Extract the lines that carry the string "Henk" from the listing.
[BEGIN Provided records]
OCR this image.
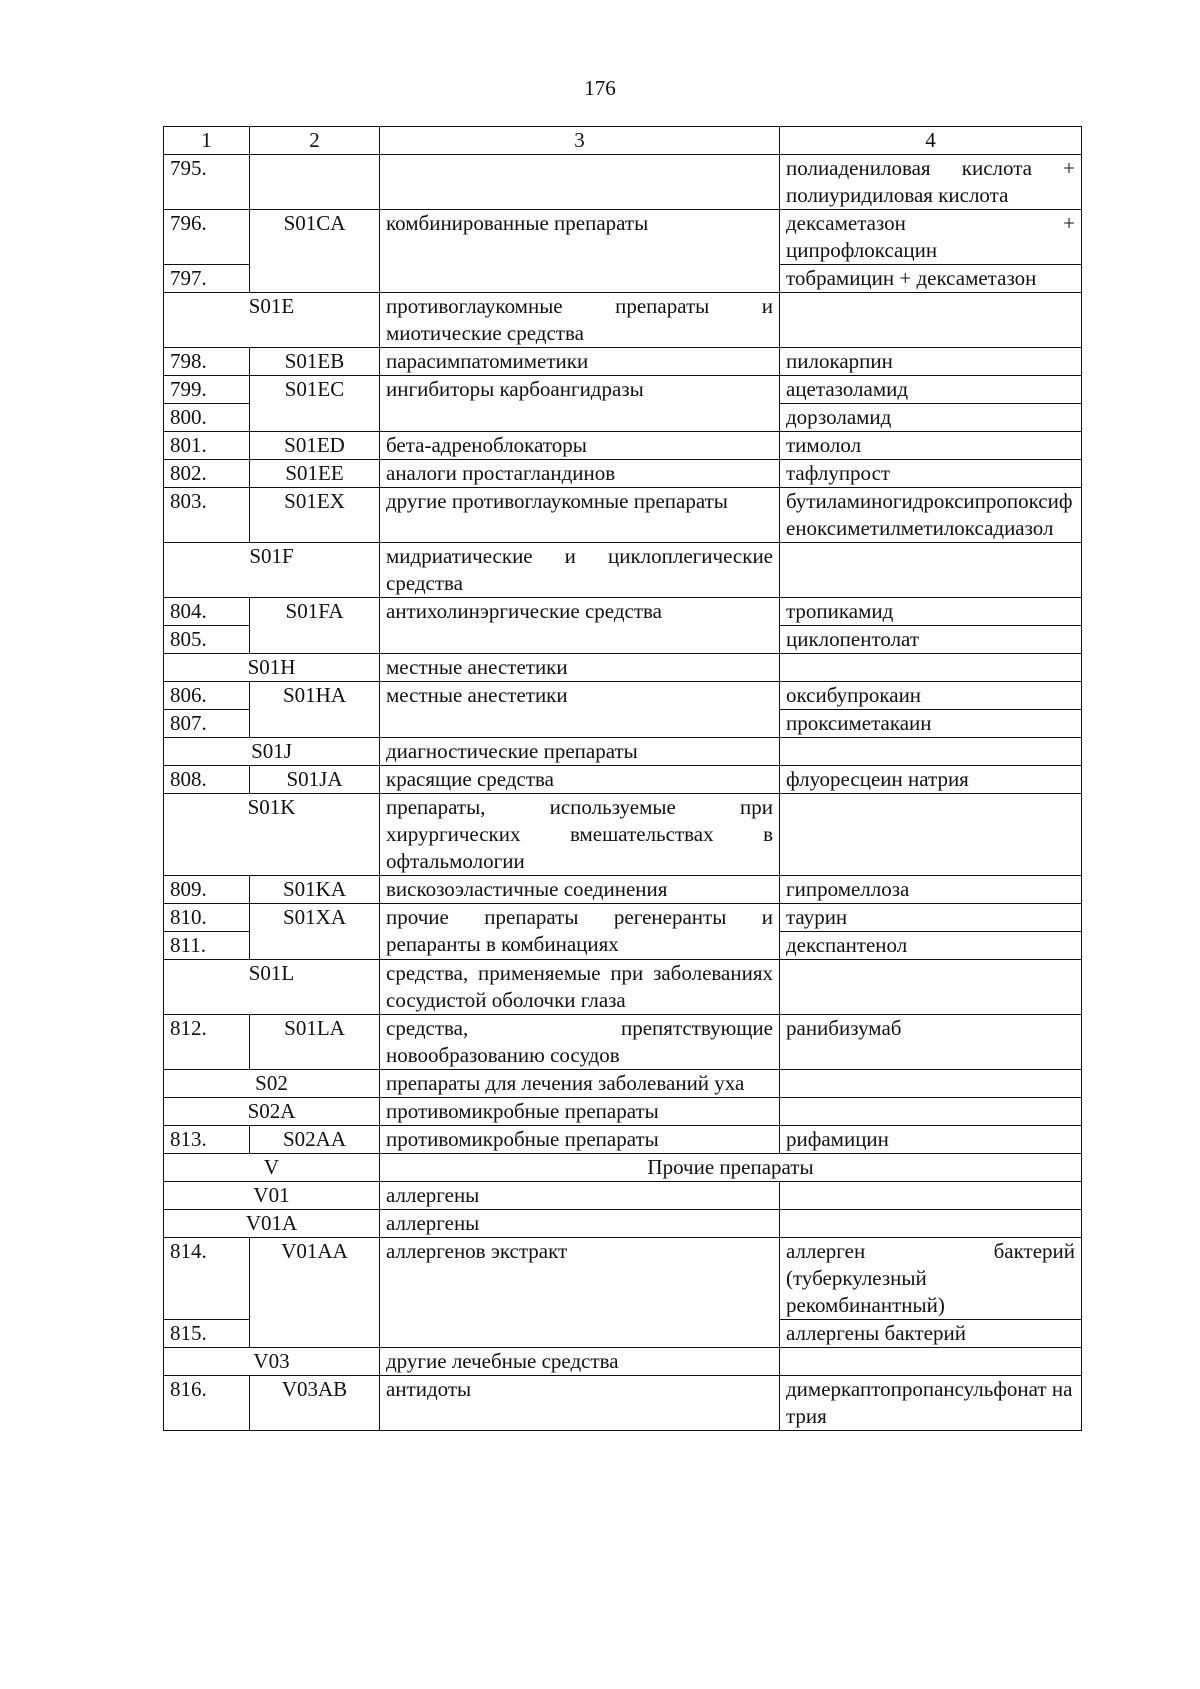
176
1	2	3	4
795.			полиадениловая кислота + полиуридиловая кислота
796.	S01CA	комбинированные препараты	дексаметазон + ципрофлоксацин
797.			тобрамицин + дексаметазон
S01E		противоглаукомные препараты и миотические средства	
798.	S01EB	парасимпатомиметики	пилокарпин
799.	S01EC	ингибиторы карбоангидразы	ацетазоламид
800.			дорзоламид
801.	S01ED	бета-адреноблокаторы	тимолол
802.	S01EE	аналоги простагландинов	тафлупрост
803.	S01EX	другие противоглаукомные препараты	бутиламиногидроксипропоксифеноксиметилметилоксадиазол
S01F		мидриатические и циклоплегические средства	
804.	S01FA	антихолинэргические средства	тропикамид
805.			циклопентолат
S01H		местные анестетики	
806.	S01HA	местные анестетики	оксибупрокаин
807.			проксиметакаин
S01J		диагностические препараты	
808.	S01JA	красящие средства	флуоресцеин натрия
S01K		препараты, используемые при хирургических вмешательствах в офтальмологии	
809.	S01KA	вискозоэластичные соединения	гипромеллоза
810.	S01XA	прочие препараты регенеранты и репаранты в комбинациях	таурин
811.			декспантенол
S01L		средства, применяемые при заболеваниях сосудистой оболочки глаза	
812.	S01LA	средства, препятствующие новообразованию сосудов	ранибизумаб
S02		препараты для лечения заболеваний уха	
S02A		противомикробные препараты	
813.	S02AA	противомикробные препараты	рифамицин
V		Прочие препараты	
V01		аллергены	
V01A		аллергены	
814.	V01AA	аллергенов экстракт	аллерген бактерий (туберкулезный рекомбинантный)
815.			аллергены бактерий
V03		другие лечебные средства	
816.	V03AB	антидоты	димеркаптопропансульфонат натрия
[END Provided records]
[BEGIN Provided records]
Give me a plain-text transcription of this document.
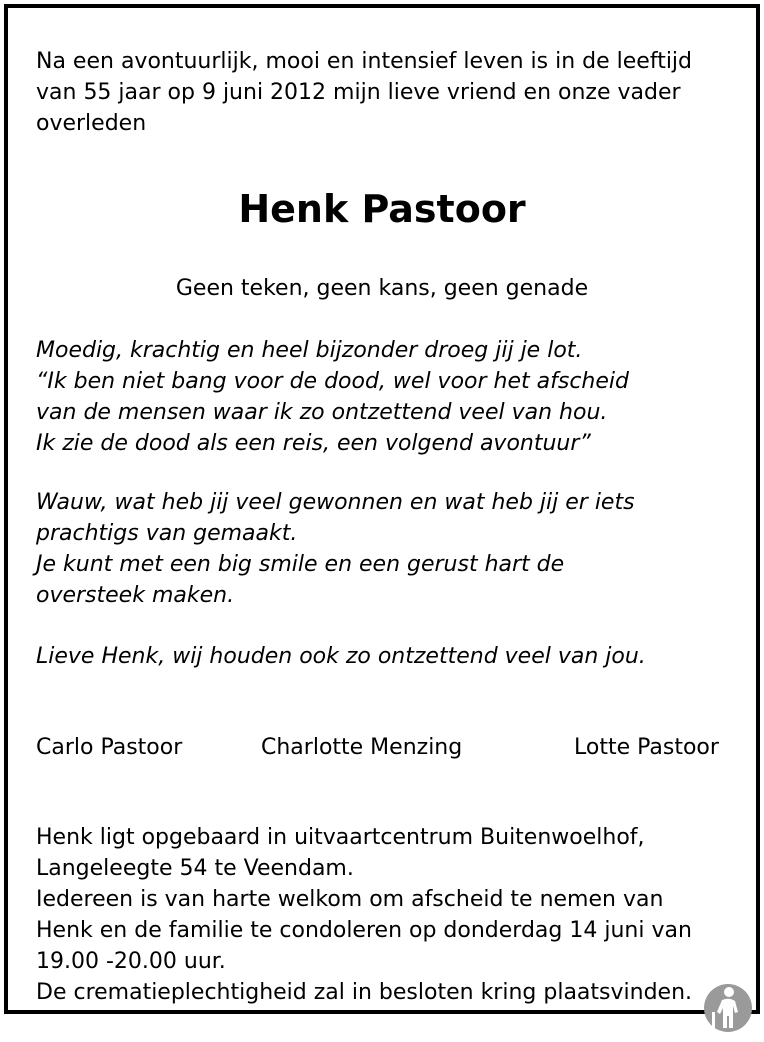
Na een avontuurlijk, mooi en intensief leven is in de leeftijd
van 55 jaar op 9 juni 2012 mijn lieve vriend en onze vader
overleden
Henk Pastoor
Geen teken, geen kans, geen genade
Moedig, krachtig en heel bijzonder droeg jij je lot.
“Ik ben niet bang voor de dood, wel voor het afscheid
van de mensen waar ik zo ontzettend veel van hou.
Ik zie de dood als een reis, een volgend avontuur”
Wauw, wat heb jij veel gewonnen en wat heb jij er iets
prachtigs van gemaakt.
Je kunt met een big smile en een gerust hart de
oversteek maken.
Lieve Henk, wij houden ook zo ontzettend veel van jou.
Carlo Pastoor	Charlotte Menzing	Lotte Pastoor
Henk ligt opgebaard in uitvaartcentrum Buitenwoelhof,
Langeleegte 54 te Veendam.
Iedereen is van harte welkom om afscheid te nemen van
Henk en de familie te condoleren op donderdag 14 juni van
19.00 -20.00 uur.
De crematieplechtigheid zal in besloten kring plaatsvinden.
[END Provided records]
Task answer →
Henk Pastoor
Lieve Henk, wij houden ook zo ontzettend veel van jou.
Henk ligt opgebaard in uitvaartcentrum Buitenwoelhof,
Henk en de familie te condoleren op donderdag 14 juni van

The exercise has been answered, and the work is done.